* _Problem to solve_:
Output every entry exactly as written.

Dataset items:
[start]
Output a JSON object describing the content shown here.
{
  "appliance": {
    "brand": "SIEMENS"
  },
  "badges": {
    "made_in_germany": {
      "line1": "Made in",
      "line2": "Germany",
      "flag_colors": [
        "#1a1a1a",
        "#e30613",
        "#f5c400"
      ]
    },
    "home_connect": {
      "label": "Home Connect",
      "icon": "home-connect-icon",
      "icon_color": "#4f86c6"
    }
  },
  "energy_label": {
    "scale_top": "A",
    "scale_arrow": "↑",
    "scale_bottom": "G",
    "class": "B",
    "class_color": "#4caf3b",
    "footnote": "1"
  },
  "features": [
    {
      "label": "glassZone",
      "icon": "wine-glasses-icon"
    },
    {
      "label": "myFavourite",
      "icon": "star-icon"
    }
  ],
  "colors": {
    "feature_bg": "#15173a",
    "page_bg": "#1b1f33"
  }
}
[end]
* _Answer to this problem_:
Output a JSON object describing the content shown here.
{
  "appliance": {
    "brand": "SIEMENS"
  },
  "badges": {
    "made_in_germany": {
      "line1": "Made in",
      "line2": "Germany",
      "flag_colors": [
        "#1a1a1a",
        "#e30613",
        "#f5c400"
      ]
    },
    "home_connect": {
      "label": "Home Connect",
      "icon": "home-connect-icon",
      "icon_color": "#4f86c6"
    }
  },
  "energy_label": {
    "scale_top": "A",
    "scale_arrow": "↑",
    "scale_bottom": "G",
    "class": "B",
    "class_color": "#4caf3b",
    "footnote": "1"
  },
  "features": [
    {
      "label": "glassZone",
      "icon": "wine-glasses-icon"
    },
    {
      "label": "myFavourite",
      "icon": "star-icon"
    }
  ],
  "colors": {
    "feature_bg": "#15173a",
    "page_bg": "#1b1f33"
  }
}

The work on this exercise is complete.